▶ _WHAT THE TASK REQUIRES_: Give every line again exactly as it appears, please, but not the pictures.

#### DATA EXCERPTS

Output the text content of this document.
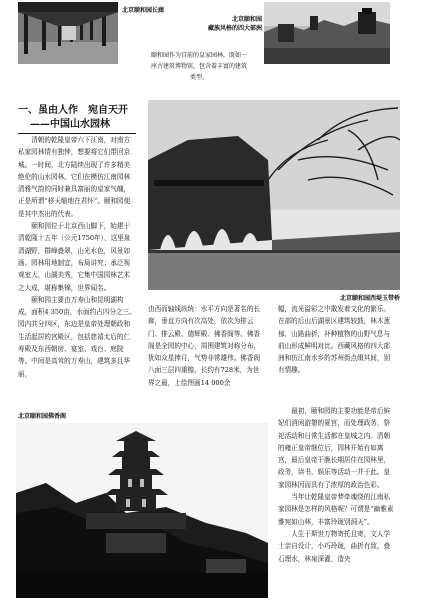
北京颐和园长廊

北京颐和园
藏族风格的四大部洲

颐和园作为宫前的皇家园林，既如一座古建筑博物馆，包含着丰富的建筑类型。
一、虽由人作　宛自天开
——中国山水园林

清朝的乾隆皇帝六下江南，对南方私家园林情有独钟，想要将它们带回京城。一时间，北方陆续出现了许多精美绝伦的山水园林。它们在模仿江南园林清雅气韵的同时兼具富丽的皇家气魄，正是所谓“移天缩地在君怀”。颐和园便是其中杰出的代表。

颐和园位于北京西山脚下，始建于清乾隆十五年（公元1750年），这里泉清湖野，群峰叠翠，山光水色，风景如画。园林用地制宜，布局讲究；承泛视观室大，山湖美秀，它集中国园林艺术之大成，堪称集锦，世界闻名。

颐和园主要由万寿山和昆明湖构成，面积4 350亩，水面约占四分之三。园内共分四区，东边是皇帝处理朝政和生活起居的宫殿区，包括慈禧太后的仁寿殿及东西朝房、宴室、戏台、庭院等。中间是高耸的万寿山，建筑多且华丽，

北京颐和园西堤玉带桥
由西而轴线纵统：水平方向是著名的长廊，垂直方向有次高处，依次为排云门、排云殿、德辉殿、佛香阁等。佛香阁是全园的中心，周围建筑对称分布，犹如众星捧月，气势非常雄伟。佛香阁八面三层四重檐，长约有728米，为世界之最，上绘图画14 000余
幅，流光溢彩之中散发着文化的繁乐。在部的后山后湖景区建筑较鼓，林木葱郁，山路曲折，补种植物的山野气息与前山形成鲜明对比。西藏风格的四大部洲和仿江南水乡的苏州街点缀其间，别有情趣。
北京颐和园佛香阁

最初，颐和园的主要功能是帝后嫔妃们消闲游憩的夏宫，而处理政务，祭祀活动和日常生活都在皇城之内。清朝的雍正皇帝继位后，园林开始有如离宫，最后皇帝干脆长期居住在园林里，政务，读书，娱乐等活动一并于此。皇家园林因而具有了浓厚的政治色彩。

当年让乾隆皇帝梦牵魂绕的江南私家园林是怎样的风格呢？可谓是“幽雅素雅宛如山林，丰富玲珑别洞天”。

人生于斯世万物寄托且寄，文人学士亲自设计，小巧玲珑，曲折有致，叠石理水，林泉深灌，造央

########

▶ _ANSWER TO THE EXERCISE_:
Output the text content of this document.
北京颐和园长廊

北京颐和园
藏族风格的四大部洲

颐和园作为宫前的皇家园林，既如一座古建筑博物馆，包含着丰富的建筑类型。
一、虽由人作　宛自天开
——中国山水园林

清朝的乾隆皇帝六下江南，对南方私家园林情有独钟，想要将它们带回京城。一时间，北方陆续出现了许多精美绝伦的山水园林。它们在模仿江南园林清雅气韵的同时兼具富丽的皇家气魄，正是所谓“移天缩地在君怀”。颐和园便是其中杰出的代表。

颐和园位于北京西山脚下，始建于清乾隆十五年（公元1750年），这里泉清湖野，群峰叠翠，山光水色，风景如画。园林用地制宜，布局讲究；承泛视观室大，山湖美秀，它集中国园林艺术之大成，堪称集锦，世界闻名。

颐和园主要由万寿山和昆明湖构成，面积4 350亩，水面约占四分之三。园内共分四区，东边是皇帝处理朝政和生活起居的宫殿区，包括慈禧太后的仁寿殿及东西朝房、宴室、戏台、庭院等。中间是高耸的万寿山，建筑多且华丽，

北京颐和园西堤玉带桥
由西而轴线纵统：水平方向是著名的长廊，垂直方向有次高处，依次为排云门、排云殿、德辉殿、佛香阁等。佛香阁是全园的中心，周围建筑对称分布，犹如众星捧月，气势非常雄伟。佛香阁八面三层四重檐，长约有728米，为世界之最，上绘图画14 000余
幅，流光溢彩之中散发着文化的繁乐。在部的后山后湖景区建筑较鼓，林木葱郁，山路曲折，补种植物的山野气息与前山形成鲜明对比。西藏风格的四大部洲和仿江南水乡的苏州街点缀其间，别有情趣。
北京颐和园佛香阁

最初，颐和园的主要功能是帝后嫔妃们消闲游憩的夏宫，而处理政务，祭祀活动和日常生活都在皇城之内。清朝的雍正皇帝继位后，园林开始有如离宫，最后皇帝干脆长期居住在园林里，政务，读书，娱乐等活动一并于此。皇家园林因而具有了浓厚的政治色彩。

当年让乾隆皇帝梦牵魂绕的江南私家园林是怎样的风格呢？可谓是“幽雅素雅宛如山林，丰富玲珑别洞天”。

人生于斯世万物寄托且寄，文人学士亲自设计，小巧玲珑，曲折有致，叠石理水，林泉深灌，造央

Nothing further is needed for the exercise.